* [PROVIDED TEXT]
:::

I think your DH has some kind of romantic/unrealistic view of parenting, I'm the only parent my DC have and I certainly dont spend all my time with them nor did I tuck them in every night at age 10.

Ime that's normal, what he thinks you should be doing isnt

FrangipaniBlue · 07/10/2019 13:15

YANBU for being pissed off about having to change your plans - unless it was some kind of major emergency then your DH should have told his ex "sorry I can't, we have plans".

My BIL was like this, always accommodating of his ex and tbh she took the piss. When he eventually did say no all he'll broke loose.

YABU for going and sitting upstairs though, no you don't have to watch Childrens TV but there is absolutely no reason why you can read a book/watch Netflix on a tablet with headphones or whatever just in the same room. It's quite rude and honestly does scream that you don't want to be around them!

:::

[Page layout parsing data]

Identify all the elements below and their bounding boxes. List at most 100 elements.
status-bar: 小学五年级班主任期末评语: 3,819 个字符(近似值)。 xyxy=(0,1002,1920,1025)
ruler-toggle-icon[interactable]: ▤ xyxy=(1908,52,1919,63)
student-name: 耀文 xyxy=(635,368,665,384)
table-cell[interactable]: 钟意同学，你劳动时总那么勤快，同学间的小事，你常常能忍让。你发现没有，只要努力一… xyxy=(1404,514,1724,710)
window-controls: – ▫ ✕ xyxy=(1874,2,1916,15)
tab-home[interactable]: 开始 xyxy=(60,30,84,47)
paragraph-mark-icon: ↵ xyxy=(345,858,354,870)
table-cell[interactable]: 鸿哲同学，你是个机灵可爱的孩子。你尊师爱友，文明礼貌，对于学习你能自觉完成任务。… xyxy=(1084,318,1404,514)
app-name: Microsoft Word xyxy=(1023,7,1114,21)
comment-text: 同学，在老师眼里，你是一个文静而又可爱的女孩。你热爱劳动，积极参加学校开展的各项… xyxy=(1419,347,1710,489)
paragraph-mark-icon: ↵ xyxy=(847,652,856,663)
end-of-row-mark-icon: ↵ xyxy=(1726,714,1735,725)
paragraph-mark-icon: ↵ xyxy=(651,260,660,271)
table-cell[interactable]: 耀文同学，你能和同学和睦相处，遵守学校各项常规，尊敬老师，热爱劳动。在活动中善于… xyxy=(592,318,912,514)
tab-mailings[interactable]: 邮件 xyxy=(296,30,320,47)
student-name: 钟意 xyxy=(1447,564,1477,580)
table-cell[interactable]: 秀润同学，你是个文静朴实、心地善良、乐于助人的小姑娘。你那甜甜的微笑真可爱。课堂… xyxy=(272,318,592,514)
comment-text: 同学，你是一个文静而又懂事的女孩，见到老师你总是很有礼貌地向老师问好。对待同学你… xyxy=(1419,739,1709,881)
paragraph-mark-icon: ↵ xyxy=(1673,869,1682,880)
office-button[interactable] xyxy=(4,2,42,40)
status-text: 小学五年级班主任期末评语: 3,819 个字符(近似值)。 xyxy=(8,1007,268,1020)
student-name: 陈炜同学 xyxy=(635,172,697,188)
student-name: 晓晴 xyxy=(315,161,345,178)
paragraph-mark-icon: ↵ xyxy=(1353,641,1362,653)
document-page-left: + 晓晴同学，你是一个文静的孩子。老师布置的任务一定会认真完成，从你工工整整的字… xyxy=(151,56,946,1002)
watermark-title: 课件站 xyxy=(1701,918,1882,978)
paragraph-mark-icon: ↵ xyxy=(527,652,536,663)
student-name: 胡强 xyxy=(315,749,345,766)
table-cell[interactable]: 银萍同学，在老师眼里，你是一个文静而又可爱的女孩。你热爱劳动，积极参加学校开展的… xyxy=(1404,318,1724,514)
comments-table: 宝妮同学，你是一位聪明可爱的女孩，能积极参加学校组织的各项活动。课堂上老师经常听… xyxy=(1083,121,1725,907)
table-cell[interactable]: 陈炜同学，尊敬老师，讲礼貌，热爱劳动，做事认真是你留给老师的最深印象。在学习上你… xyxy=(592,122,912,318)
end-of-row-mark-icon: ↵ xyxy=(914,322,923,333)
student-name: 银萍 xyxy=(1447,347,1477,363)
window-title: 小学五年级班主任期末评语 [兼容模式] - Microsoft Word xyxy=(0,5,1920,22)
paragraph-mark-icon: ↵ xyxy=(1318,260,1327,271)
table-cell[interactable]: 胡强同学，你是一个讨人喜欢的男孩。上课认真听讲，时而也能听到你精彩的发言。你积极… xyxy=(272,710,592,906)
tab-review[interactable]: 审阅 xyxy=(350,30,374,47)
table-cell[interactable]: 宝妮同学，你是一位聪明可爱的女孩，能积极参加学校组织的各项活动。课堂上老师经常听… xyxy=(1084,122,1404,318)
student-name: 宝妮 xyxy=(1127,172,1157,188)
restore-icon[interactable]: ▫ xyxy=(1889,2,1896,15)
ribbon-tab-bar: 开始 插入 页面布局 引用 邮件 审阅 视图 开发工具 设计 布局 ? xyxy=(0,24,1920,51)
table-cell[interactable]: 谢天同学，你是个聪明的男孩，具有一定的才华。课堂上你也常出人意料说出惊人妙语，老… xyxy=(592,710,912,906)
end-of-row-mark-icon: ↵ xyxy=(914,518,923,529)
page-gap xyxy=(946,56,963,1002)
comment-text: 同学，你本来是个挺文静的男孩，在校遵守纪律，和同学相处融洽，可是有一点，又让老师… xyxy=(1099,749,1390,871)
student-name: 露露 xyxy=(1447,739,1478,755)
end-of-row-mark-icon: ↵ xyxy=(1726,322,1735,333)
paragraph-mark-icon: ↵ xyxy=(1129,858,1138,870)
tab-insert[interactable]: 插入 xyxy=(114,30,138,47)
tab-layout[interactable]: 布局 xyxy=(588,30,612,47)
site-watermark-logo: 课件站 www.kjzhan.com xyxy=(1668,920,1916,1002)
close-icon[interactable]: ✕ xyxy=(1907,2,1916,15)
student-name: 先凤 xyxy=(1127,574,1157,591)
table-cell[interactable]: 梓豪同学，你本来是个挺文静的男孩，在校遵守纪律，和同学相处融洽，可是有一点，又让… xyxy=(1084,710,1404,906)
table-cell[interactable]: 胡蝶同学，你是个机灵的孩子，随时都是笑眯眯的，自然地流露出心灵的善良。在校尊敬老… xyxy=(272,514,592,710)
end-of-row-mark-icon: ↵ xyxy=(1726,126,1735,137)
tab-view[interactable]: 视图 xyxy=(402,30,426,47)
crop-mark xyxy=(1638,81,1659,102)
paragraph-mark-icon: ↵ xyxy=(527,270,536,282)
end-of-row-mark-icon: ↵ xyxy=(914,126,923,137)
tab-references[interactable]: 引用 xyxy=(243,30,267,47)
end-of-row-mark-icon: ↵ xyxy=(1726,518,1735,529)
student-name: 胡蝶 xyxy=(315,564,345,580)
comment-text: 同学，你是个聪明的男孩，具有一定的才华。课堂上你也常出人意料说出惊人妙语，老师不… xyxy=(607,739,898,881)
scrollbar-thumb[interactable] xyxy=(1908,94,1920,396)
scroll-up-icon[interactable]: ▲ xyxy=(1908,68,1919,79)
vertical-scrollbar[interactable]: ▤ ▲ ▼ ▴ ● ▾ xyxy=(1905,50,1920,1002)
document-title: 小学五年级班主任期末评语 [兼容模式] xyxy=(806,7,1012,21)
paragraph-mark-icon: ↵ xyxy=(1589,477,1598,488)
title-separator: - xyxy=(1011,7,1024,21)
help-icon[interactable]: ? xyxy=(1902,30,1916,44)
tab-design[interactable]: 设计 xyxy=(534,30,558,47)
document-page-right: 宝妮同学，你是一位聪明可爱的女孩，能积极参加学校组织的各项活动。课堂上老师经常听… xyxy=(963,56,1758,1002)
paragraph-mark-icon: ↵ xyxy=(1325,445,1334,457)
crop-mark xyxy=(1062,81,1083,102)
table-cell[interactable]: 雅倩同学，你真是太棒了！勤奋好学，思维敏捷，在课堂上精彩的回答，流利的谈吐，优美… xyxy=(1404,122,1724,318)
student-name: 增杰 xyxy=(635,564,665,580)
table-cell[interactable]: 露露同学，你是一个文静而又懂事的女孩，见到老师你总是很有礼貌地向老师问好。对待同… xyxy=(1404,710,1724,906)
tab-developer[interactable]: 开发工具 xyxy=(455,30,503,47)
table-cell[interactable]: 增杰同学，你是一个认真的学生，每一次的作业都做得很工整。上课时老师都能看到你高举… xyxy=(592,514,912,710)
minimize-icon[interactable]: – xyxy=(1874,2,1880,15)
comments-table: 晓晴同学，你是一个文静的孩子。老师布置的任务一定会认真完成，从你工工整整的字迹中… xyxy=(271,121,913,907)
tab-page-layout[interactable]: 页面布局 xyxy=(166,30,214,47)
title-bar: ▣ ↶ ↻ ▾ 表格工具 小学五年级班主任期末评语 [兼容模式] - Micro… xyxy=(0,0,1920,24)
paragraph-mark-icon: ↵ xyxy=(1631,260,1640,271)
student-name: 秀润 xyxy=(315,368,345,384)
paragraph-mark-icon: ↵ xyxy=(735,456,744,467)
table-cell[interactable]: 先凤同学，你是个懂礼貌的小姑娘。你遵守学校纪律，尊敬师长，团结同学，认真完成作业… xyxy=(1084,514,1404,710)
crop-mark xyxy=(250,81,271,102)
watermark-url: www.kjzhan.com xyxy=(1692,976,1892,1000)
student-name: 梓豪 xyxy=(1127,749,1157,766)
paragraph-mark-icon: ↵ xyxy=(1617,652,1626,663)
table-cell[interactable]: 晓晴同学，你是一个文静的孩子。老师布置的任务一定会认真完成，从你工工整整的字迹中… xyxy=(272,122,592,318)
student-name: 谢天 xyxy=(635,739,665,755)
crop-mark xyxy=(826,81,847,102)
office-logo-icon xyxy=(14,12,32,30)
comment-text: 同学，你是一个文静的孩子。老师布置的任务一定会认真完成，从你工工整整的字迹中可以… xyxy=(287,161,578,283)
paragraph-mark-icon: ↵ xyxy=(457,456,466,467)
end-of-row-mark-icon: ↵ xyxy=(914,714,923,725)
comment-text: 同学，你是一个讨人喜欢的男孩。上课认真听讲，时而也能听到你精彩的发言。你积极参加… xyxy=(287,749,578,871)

:::

* [WORK REQUIRED]
Write the next part of the forum discussion about a husband's ex and time spent with the kids, picking up after its last post.

* [OUTPUT OF THE EXERCISE]
macmustard · 07/10/2019 13:16

So what if you do less hours? It's still his responsibility to do housework, his own laundry and cook dinner half the time too. You should be able to use that time to do as you want, not clean up after him. He gets a good deal here doesn't he.

ForeverFaff · 07/10/2019 13:16

Of course, you could start insisting that he hires a babysitter for planned nights out even if you aren't due to have the kids that night....so that you can be sure to not have to drop everything.
Obviously he'd have to pay.

seaweedandmarchingbands · 07/10/2019 13:16

YABU for going and sitting upstairs though, no you don't have to watch Childrens TV but there is absolutely no reason why you can read a book/watch Netflix on a tablet with headphones or whatever just in the same room. It's quite rude and honestly does scream that you don't want to be around them!

I’m really surprised at this. No step-parents in our house and yet wanting to be on your own for a bit to read wouldn’t attract comment from any of us.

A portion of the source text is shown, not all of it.